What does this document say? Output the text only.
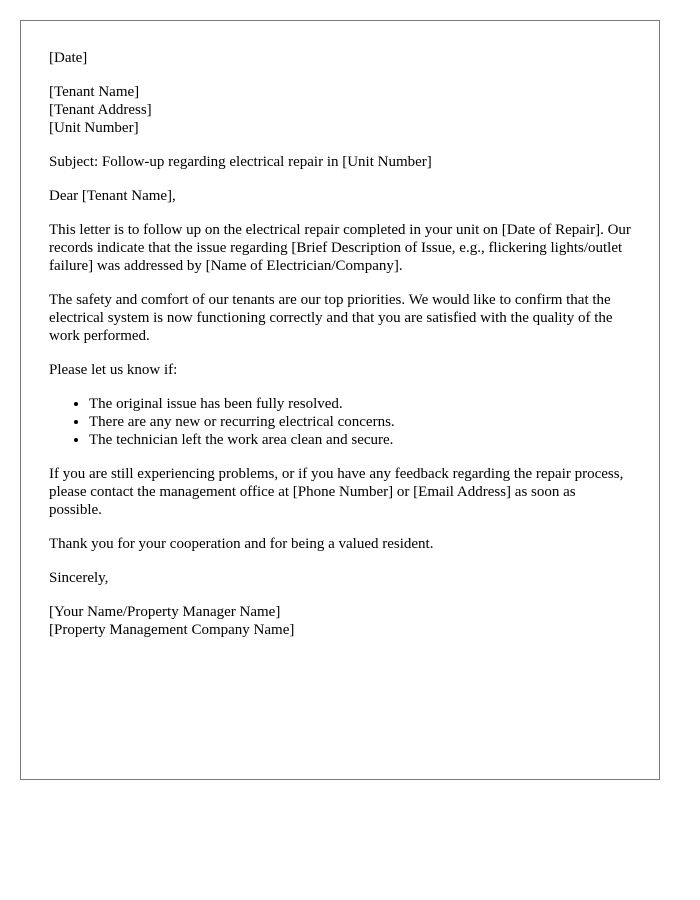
[Date]

[Tenant Name]

[Tenant Address]

[Unit Number]

Subject: Follow-up regarding electrical repair in [Unit Number]

Dear [Tenant Name],

This letter is to follow up on the electrical repair completed in your unit on [Date of Repair]. Our records indicate that the issue regarding [Brief Description of Issue, e.g., flickering lights/outlet failure] was addressed by [Name of Electrician/Company].

The safety and comfort of our tenants are our top priorities. We would like to confirm that the electrical system is now functioning correctly and that you are satisfied with the quality of the work performed.

Please let us know if:

• The original issue has been fully resolved.
• There are any new or recurring electrical concerns.
• The technician left the work area clean and secure.

If you are still experiencing problems, or if you have any feedback regarding the repair process, please contact the management office at [Phone Number] or [Email Address] as soon as possible.

Thank you for your cooperation and for being a valued resident.

Sincerely,

[Your Name/Property Manager Name]

[Property Management Company Name]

--------------------------------------------------

Required work:
Write out every entry again word for word, without any of the pictures.

Task solution:
What does this document say? Output the text only.
[Date]

[Tenant Name]

[Tenant Address]

[Unit Number]

Subject: Follow-up regarding electrical repair in [Unit Number]

Dear [Tenant Name],

This letter is to follow up on the electrical repair completed in your unit on [Date of Repair]. Our records indicate that the issue regarding [Brief Description of Issue, e.g., flickering lights/outlet failure] was addressed by [Name of Electrician/Company].

The safety and comfort of our tenants are our top priorities. We would like to confirm that the electrical system is now functioning correctly and that you are satisfied with the quality of the work performed.

Please let us know if:

• The original issue has been fully resolved.
• There are any new or recurring electrical concerns.
• The technician left the work area clean and secure.

If you are still experiencing problems, or if you have any feedback regarding the repair process, please contact the management office at [Phone Number] or [Email Address] as soon as possible.

Thank you for your cooperation and for being a valued resident.

Sincerely,

[Your Name/Property Manager Name]

[Property Management Company Name]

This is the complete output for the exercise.